━━━━━ Data extract

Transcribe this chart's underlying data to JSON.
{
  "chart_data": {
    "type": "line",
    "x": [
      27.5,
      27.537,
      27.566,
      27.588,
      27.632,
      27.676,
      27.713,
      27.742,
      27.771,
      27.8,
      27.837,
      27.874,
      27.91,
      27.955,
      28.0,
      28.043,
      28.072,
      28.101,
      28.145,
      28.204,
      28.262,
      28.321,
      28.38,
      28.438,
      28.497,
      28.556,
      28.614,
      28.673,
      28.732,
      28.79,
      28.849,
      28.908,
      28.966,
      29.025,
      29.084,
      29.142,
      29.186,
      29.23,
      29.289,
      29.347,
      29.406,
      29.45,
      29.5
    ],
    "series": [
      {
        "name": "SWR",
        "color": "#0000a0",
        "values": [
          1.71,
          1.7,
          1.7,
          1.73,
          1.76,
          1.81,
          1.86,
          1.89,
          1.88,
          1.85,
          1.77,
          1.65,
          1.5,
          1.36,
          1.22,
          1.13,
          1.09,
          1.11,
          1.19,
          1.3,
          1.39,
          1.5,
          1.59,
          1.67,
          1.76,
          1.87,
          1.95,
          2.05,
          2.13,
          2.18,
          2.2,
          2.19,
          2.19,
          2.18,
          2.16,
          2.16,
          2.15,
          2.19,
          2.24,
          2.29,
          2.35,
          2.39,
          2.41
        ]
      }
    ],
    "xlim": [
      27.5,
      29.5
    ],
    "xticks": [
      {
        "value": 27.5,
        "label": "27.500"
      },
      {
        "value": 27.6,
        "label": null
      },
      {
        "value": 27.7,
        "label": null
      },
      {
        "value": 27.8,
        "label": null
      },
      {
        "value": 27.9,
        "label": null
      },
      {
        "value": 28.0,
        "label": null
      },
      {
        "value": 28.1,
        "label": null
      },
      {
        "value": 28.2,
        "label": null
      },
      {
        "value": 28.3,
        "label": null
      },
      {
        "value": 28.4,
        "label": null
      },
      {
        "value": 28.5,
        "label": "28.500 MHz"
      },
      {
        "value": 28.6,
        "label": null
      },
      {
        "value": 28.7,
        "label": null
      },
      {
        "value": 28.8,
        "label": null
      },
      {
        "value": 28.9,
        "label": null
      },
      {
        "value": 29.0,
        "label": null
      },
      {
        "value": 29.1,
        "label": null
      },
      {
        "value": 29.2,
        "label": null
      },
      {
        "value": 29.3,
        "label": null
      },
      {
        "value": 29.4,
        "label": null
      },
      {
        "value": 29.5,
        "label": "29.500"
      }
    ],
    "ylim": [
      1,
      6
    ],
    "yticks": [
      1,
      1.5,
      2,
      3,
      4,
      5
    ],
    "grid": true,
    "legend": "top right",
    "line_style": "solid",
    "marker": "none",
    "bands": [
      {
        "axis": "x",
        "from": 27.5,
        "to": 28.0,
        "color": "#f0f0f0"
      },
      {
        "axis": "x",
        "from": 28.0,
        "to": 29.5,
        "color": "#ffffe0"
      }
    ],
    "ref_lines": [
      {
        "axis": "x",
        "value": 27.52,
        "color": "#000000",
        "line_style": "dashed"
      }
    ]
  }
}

━━━━━━━━━━

◆ Work instructions ◆
Make an exact copy of all the data.

◆ Finished exercise ◆
Transcribe this chart's underlying data to JSON.
{
  "chart_data": {
    "type": "line",
    "x": [
      27.5,
      27.537,
      27.566,
      27.588,
      27.632,
      27.676,
      27.713,
      27.742,
      27.771,
      27.8,
      27.837,
      27.874,
      27.91,
      27.955,
      28.0,
      28.043,
      28.072,
      28.101,
      28.145,
      28.204,
      28.262,
      28.321,
      28.38,
      28.438,
      28.497,
      28.556,
      28.614,
      28.673,
      28.732,
      28.79,
      28.849,
      28.908,
      28.966,
      29.025,
      29.084,
      29.142,
      29.186,
      29.23,
      29.289,
      29.347,
      29.406,
      29.45,
      29.5
    ],
    "series": [
      {
        "name": "SWR",
        "color": "#0000a0",
        "values": [
          1.71,
          1.7,
          1.7,
          1.73,
          1.76,
          1.81,
          1.86,
          1.89,
          1.88,
          1.85,
          1.77,
          1.65,
          1.5,
          1.36,
          1.22,
          1.13,
          1.09,
          1.11,
          1.19,
          1.3,
          1.39,
          1.5,
          1.59,
          1.67,
          1.76,
          1.87,
          1.95,
          2.05,
          2.13,
          2.18,
          2.2,
          2.19,
          2.19,
          2.18,
          2.16,
          2.16,
          2.15,
          2.19,
          2.24,
          2.29,
          2.35,
          2.39,
          2.41
        ]
      }
    ],
    "xlim": [
      27.5,
      29.5
    ],
    "xticks": [
      {
        "value": 27.5,
        "label": "27.500"
      },
      {
        "value": 27.6,
        "label": null
      },
      {
        "value": 27.7,
        "label": null
      },
      {
        "value": 27.8,
        "label": null
      },
      {
        "value": 27.9,
        "label": null
      },
      {
        "value": 28.0,
        "label": null
      },
      {
        "value": 28.1,
        "label": null
      },
      {
        "value": 28.2,
        "label": null
      },
      {
        "value": 28.3,
        "label": null
      },
      {
        "value": 28.4,
        "label": null
      },
      {
        "value": 28.5,
        "label": "28.500 MHz"
      },
      {
        "value": 28.6,
        "label": null
      },
      {
        "value": 28.7,
        "label": null
      },
      {
        "value": 28.8,
        "label": null
      },
      {
        "value": 28.9,
        "label": null
      },
      {
        "value": 29.0,
        "label": null
      },
      {
        "value": 29.1,
        "label": null
      },
      {
        "value": 29.2,
        "label": null
      },
      {
        "value": 29.3,
        "label": null
      },
      {
        "value": 29.4,
        "label": null
      },
      {
        "value": 29.5,
        "label": "29.500"
      }
    ],
    "ylim": [
      1,
      6
    ],
    "yticks": [
      1,
      1.5,
      2,
      3,
      4,
      5
    ],
    "grid": true,
    "legend": "top right",
    "line_style": "solid",
    "marker": "none",
    "bands": [
      {
        "axis": "x",
        "from": 27.5,
        "to": 28.0,
        "color": "#f0f0f0"
      },
      {
        "axis": "x",
        "from": 28.0,
        "to": 29.5,
        "color": "#ffffe0"
      }
    ],
    "ref_lines": [
      {
        "axis": "x",
        "value": 27.52,
        "color": "#000000",
        "line_style": "dashed"
      }
    ]
  }
}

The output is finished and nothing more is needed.